● **Your goal**:
Lift out all lines below that contain "started".

Figure record listings
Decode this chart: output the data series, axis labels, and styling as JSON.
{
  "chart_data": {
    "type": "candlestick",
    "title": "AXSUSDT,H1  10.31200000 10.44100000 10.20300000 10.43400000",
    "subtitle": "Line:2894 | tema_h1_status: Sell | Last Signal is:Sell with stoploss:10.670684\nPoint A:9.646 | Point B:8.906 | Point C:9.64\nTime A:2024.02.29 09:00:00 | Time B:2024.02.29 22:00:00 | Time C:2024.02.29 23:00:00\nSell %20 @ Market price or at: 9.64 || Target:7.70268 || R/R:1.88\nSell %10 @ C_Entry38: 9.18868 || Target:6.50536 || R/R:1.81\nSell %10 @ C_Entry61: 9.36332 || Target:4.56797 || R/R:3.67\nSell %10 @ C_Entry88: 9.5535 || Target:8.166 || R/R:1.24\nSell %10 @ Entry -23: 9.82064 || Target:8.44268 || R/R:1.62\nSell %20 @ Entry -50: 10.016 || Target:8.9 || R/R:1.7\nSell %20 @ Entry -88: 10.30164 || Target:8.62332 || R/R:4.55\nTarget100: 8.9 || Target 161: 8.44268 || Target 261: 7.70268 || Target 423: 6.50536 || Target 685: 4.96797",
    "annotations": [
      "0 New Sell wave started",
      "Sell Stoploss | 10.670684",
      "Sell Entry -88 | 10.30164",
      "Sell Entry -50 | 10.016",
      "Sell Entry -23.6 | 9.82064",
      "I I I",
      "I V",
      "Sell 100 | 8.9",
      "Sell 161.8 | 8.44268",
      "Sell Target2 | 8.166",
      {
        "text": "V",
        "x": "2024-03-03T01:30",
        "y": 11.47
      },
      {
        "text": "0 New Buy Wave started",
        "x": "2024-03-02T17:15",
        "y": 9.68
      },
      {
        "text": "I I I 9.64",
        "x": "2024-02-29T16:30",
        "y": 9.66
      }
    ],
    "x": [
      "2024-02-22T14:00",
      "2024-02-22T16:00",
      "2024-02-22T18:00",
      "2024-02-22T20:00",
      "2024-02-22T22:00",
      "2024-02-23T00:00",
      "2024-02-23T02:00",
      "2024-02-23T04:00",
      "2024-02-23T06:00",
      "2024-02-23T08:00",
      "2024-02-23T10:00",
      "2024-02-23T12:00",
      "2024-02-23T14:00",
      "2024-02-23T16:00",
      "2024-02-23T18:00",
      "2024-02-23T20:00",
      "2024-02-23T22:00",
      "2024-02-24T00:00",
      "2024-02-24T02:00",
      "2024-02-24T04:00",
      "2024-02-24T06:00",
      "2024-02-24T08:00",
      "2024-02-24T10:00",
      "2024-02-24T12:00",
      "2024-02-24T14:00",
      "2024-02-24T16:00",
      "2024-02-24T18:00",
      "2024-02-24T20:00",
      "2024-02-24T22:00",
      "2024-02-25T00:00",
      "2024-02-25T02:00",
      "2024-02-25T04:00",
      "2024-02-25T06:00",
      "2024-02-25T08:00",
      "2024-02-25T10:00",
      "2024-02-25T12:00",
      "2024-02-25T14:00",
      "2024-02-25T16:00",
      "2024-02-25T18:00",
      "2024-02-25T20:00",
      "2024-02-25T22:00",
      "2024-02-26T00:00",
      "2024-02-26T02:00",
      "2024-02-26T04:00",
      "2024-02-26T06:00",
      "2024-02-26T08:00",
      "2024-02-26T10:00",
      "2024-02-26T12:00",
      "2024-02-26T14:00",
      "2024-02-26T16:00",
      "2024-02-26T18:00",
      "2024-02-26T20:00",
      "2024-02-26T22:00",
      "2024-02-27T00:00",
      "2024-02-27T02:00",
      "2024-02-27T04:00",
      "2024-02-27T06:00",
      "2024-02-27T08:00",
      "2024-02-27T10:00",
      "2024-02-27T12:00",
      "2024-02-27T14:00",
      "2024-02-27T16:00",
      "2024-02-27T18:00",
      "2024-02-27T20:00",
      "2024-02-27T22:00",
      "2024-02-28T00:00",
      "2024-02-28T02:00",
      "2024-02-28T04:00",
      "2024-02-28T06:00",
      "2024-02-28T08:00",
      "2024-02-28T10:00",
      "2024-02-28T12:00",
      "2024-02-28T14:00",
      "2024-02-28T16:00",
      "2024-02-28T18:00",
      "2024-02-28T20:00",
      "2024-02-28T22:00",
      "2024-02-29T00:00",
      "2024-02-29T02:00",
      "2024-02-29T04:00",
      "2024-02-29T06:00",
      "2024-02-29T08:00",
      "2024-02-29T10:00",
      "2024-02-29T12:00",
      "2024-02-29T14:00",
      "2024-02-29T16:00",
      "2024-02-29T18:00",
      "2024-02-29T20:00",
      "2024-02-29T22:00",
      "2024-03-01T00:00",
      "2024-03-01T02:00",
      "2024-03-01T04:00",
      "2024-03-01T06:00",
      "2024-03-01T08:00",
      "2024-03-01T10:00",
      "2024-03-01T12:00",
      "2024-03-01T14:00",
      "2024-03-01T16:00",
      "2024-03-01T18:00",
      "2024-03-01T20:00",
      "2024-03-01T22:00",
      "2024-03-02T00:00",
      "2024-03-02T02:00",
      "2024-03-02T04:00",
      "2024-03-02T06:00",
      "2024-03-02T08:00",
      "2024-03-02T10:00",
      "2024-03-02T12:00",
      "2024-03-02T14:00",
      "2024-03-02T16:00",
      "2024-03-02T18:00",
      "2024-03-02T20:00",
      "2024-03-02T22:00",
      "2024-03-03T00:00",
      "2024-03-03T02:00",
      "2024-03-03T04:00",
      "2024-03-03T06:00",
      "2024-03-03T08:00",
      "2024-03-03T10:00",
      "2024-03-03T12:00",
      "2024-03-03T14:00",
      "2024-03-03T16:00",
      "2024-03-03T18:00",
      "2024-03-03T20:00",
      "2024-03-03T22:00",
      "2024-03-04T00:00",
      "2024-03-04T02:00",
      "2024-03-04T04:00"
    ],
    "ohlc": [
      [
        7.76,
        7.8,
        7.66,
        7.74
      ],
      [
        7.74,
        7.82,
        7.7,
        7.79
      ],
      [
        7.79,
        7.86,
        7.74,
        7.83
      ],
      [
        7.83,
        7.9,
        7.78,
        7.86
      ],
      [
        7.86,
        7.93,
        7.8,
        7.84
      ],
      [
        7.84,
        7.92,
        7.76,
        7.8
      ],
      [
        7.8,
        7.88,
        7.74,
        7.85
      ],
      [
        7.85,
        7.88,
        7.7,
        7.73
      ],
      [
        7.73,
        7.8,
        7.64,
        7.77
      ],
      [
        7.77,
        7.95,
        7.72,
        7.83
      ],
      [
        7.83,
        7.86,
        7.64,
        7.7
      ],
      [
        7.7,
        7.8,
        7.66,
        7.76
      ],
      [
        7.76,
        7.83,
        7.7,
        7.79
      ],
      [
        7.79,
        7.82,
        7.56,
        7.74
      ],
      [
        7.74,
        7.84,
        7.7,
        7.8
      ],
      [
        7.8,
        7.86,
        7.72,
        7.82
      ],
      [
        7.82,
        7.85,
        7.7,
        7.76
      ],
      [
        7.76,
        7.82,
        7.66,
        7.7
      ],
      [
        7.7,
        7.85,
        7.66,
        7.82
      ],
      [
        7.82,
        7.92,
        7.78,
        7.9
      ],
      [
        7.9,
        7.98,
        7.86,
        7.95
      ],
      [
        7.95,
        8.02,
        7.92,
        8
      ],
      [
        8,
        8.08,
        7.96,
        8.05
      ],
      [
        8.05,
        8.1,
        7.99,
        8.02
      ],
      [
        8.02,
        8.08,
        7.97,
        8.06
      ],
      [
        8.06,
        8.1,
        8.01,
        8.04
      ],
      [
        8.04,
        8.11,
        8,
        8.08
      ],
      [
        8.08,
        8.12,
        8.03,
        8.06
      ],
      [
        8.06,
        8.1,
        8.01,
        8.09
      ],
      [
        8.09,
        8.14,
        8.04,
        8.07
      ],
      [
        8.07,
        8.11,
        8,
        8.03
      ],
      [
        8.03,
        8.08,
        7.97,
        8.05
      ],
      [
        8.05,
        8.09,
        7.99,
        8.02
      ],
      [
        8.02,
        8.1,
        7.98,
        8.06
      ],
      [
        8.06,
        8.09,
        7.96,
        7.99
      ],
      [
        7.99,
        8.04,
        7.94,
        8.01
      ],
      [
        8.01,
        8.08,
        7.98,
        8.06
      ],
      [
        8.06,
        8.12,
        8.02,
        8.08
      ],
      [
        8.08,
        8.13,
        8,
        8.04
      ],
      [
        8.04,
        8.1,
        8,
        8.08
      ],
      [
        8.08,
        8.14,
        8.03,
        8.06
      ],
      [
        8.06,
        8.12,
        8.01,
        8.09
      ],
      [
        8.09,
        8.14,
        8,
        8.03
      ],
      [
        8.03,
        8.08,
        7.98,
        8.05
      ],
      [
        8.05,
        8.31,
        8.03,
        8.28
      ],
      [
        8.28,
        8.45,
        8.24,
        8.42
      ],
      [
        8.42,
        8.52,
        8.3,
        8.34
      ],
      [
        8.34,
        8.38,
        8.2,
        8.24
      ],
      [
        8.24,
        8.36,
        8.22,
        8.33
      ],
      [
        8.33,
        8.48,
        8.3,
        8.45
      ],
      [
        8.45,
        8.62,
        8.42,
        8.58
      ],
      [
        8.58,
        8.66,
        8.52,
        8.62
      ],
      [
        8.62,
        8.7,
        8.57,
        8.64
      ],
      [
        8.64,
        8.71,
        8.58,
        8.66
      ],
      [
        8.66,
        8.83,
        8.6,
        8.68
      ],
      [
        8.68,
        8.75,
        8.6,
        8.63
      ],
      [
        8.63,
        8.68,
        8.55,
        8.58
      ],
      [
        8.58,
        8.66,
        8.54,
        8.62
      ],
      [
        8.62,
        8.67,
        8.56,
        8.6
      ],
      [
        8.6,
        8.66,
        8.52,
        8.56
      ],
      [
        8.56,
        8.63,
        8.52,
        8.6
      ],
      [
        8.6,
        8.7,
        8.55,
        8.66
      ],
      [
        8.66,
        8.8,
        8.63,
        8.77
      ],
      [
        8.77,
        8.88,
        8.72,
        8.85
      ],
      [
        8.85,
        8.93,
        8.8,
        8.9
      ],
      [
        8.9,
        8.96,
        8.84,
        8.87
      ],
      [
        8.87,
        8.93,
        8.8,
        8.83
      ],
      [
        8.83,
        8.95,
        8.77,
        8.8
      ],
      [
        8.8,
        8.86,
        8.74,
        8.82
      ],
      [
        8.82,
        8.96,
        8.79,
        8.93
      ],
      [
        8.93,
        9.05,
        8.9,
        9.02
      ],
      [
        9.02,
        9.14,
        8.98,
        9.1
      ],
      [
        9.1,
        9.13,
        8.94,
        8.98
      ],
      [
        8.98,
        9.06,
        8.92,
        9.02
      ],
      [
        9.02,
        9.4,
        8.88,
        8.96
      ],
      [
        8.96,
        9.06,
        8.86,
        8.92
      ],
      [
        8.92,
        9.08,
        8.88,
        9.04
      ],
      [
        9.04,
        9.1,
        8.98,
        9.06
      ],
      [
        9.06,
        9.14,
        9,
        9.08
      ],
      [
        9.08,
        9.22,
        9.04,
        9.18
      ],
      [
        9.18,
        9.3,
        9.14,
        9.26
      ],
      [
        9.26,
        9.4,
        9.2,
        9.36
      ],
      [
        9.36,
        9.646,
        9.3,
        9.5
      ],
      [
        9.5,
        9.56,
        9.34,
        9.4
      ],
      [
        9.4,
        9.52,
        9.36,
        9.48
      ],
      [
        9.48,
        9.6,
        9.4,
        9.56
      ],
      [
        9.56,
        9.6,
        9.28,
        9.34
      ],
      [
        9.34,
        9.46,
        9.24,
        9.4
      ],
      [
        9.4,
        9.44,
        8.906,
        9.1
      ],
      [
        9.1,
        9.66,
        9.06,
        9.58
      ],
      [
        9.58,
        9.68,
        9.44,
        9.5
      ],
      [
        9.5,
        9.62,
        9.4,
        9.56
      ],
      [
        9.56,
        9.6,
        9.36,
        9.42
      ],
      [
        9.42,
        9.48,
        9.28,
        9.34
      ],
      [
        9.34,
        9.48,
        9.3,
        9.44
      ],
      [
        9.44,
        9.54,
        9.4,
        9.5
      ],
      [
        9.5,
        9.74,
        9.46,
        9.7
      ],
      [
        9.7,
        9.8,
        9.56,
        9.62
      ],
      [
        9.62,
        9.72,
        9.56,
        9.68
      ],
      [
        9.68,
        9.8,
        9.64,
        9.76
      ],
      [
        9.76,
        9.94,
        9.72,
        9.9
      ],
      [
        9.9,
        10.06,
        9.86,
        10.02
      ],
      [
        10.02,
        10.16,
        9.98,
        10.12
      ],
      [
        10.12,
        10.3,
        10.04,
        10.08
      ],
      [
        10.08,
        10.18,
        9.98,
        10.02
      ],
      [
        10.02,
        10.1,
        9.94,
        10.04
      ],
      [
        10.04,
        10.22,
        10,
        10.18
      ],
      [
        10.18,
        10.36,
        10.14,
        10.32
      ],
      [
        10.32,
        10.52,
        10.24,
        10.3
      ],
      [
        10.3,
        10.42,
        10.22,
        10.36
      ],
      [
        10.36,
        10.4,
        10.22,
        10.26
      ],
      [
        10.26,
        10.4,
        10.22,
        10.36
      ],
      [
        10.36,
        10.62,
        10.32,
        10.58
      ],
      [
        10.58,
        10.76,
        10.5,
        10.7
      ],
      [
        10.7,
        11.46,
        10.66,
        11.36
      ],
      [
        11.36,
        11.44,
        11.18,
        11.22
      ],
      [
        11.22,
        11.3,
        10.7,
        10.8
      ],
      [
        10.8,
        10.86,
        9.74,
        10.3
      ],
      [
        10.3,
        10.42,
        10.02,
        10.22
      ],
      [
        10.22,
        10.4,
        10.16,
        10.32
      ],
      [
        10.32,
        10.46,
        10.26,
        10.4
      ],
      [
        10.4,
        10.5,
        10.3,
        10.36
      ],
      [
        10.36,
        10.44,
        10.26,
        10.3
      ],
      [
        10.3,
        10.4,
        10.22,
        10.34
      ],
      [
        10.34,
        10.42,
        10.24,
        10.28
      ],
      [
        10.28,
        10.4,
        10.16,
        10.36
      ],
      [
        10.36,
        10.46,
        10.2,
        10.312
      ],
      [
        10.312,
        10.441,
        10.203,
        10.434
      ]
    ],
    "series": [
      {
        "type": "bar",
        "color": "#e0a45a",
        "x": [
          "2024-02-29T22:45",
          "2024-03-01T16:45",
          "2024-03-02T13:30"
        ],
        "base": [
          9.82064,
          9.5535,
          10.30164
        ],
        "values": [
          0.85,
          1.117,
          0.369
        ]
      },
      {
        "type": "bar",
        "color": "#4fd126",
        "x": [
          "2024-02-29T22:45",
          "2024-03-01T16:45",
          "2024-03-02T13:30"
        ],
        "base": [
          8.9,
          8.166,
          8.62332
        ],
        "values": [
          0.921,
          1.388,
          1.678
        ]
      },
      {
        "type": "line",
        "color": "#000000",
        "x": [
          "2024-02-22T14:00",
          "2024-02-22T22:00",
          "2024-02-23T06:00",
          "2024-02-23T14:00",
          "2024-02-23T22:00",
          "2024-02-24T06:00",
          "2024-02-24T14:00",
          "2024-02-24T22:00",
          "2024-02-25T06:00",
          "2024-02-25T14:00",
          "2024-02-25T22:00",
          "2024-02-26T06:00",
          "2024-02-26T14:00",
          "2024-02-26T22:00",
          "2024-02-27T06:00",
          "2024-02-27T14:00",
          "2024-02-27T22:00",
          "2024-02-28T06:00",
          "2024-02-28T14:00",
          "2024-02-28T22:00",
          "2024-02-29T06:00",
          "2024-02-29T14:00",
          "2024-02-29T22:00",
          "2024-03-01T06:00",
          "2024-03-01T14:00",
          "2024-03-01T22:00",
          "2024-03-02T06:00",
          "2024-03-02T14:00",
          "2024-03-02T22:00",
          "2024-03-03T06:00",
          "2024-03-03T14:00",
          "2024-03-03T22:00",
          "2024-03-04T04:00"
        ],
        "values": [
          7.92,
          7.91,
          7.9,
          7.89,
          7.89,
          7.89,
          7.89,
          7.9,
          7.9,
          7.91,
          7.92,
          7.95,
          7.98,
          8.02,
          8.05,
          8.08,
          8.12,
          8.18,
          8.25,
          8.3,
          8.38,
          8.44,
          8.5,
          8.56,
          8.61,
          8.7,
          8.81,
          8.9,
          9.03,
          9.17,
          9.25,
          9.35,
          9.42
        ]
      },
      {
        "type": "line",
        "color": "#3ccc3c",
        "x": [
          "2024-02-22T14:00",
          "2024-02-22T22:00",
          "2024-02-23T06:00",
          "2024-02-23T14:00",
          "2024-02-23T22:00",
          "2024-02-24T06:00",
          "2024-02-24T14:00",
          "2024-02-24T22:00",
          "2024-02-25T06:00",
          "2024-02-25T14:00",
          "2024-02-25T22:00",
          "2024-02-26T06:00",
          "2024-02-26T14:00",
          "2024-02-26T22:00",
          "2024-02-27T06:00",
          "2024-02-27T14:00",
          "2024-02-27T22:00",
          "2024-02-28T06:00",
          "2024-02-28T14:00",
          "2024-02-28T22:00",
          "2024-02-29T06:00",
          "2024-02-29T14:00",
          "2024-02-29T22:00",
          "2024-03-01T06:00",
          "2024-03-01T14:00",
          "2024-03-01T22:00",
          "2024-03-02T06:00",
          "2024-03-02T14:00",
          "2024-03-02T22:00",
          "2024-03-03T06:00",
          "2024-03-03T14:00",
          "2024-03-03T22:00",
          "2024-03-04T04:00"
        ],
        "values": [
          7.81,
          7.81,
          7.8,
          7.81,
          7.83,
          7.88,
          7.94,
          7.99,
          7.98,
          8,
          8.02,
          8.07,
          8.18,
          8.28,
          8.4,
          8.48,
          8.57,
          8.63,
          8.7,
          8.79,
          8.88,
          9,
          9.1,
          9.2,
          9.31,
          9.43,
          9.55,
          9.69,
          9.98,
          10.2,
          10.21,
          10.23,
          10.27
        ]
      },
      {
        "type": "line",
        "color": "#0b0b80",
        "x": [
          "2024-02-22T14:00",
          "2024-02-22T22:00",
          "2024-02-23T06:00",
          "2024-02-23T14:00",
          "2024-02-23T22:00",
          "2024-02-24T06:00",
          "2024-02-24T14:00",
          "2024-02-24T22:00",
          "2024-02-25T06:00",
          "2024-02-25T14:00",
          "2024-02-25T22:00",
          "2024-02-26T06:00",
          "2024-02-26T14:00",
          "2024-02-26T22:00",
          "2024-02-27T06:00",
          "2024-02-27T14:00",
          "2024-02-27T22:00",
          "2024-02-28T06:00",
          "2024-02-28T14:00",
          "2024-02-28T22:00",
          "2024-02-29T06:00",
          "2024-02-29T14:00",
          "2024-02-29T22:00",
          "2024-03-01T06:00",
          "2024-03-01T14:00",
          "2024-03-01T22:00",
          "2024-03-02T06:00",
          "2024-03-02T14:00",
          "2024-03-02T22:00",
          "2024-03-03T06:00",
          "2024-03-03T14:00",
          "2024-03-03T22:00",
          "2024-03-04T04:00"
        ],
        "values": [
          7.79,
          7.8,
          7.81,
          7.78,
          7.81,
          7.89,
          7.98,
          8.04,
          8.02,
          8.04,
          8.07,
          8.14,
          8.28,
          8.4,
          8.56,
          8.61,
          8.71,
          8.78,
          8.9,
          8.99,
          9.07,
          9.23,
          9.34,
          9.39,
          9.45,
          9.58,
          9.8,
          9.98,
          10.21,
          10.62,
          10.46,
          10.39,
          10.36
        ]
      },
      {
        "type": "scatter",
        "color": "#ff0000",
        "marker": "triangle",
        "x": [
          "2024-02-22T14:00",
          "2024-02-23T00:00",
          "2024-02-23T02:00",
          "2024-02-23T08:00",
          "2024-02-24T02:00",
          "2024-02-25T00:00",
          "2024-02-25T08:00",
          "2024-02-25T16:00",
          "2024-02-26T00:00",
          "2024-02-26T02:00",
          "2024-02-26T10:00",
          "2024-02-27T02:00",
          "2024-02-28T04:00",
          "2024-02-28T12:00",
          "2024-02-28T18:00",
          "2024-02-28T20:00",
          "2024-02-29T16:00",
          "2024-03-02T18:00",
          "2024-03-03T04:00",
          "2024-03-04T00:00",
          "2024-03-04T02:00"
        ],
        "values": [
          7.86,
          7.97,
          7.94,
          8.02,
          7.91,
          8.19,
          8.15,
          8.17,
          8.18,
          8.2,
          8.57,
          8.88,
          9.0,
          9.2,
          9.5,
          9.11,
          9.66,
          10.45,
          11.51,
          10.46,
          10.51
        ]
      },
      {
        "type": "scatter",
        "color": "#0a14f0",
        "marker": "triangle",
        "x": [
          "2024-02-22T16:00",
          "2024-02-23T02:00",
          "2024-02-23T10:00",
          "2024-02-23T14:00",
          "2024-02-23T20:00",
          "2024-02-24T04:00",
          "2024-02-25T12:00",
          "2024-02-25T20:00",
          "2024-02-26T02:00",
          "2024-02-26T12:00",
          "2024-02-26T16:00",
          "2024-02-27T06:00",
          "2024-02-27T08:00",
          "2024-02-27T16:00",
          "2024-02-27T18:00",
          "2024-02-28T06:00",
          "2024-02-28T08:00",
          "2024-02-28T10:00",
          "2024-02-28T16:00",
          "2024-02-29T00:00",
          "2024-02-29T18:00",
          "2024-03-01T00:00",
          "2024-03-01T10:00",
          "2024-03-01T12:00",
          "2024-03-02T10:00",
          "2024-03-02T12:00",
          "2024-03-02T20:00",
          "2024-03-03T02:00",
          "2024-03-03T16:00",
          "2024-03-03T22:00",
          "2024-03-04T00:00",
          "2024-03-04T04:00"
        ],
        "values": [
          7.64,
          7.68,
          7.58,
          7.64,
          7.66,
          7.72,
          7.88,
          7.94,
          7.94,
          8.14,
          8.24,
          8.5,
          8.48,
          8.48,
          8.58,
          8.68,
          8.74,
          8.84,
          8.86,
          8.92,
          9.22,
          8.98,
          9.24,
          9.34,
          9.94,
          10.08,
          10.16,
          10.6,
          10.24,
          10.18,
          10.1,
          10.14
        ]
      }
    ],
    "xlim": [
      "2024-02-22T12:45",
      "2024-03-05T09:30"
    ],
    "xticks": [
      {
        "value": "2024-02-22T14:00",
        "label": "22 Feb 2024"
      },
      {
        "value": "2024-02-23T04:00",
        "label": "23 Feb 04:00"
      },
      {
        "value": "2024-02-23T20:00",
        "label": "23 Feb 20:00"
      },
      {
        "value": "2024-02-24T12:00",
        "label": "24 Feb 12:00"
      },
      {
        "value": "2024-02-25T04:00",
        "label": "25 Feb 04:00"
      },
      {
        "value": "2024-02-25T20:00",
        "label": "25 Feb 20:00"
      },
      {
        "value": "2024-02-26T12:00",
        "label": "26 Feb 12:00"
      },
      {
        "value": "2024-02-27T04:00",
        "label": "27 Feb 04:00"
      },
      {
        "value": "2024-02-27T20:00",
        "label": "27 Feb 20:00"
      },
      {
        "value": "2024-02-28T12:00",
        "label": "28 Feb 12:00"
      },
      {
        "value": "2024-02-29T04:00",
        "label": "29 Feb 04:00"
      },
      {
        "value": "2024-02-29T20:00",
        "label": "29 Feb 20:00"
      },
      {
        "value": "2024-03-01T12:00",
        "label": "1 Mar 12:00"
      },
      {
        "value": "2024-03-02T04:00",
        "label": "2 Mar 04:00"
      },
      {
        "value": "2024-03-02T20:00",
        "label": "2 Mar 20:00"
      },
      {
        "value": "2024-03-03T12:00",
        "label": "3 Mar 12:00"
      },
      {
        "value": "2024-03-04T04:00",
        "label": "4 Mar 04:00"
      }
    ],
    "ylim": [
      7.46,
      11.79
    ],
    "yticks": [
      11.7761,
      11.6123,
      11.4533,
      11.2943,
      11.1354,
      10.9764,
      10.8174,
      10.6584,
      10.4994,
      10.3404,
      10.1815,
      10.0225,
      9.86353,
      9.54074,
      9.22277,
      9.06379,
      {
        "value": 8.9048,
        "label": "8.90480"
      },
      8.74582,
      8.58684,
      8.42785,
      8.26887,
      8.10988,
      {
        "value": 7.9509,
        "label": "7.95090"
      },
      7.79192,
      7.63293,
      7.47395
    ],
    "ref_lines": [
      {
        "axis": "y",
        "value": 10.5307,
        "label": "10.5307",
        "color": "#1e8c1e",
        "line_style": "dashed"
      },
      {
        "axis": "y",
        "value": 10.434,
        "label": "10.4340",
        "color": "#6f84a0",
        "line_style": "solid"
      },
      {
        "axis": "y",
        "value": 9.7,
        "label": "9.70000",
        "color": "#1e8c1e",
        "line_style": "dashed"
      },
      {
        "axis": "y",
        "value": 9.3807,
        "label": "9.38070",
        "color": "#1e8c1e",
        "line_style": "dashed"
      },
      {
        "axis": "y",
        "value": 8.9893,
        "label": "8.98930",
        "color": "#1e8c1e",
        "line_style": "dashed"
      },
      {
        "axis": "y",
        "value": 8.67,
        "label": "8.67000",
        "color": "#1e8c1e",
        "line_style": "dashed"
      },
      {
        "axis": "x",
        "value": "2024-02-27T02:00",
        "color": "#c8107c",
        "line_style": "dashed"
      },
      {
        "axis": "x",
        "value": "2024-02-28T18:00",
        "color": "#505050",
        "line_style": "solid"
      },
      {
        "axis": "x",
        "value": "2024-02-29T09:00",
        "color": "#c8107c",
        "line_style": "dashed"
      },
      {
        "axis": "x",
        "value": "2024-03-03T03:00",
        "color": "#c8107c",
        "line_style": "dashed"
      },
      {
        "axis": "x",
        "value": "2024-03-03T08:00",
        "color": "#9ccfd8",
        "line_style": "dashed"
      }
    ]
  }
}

● **Output below**:
      "0 New Sell wave started",
        "text": "0 New Buy Wave started",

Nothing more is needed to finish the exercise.